§ What you need to do
Please find all lines in the data that hold the string "JSON" and copy them.

§ Records excerpted from a collection
▬▬▬
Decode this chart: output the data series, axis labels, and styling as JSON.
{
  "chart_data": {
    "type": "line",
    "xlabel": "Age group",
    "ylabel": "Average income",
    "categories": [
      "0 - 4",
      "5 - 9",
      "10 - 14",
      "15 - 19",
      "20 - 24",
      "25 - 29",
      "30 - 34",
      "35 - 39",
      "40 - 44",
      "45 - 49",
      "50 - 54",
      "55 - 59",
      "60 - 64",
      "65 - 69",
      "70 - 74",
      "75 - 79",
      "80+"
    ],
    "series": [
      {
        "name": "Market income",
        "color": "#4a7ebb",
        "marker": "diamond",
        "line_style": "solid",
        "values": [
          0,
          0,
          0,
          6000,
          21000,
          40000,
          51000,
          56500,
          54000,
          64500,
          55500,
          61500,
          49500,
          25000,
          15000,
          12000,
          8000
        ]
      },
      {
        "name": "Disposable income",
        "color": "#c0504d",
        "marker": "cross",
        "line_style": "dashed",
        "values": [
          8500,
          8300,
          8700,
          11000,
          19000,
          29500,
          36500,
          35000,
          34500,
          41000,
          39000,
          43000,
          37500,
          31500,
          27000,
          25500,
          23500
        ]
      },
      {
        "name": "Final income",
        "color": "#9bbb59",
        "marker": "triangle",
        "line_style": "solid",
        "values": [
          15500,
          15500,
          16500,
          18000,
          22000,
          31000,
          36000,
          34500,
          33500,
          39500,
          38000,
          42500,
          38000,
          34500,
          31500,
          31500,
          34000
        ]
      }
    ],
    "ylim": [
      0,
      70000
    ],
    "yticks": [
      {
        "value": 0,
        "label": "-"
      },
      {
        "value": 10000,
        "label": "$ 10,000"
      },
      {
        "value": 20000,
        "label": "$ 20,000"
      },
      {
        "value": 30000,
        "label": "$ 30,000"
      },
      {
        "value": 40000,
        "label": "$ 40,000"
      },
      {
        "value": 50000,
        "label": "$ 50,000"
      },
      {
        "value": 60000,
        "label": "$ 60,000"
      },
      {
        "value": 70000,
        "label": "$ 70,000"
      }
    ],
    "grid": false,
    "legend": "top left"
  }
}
▬▬▬
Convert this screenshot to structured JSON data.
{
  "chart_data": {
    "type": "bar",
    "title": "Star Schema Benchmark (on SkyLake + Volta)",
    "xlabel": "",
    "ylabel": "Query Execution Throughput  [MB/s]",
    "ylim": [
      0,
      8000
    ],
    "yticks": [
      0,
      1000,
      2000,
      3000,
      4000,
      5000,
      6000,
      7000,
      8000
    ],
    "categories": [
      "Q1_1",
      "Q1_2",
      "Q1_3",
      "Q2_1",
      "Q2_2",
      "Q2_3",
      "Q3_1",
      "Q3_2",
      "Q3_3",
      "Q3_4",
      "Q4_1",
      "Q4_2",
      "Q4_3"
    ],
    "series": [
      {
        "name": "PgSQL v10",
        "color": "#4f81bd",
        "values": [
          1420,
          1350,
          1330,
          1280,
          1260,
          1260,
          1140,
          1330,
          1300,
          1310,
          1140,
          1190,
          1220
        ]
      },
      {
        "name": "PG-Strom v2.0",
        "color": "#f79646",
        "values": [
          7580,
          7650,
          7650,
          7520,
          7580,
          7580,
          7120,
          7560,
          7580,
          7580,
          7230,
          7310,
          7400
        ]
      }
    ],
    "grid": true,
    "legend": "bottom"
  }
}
▬▬▬
§ Response to this task
Decode this chart: output the data series, axis labels, and styling as JSON.
Convert this screenshot to structured JSON data.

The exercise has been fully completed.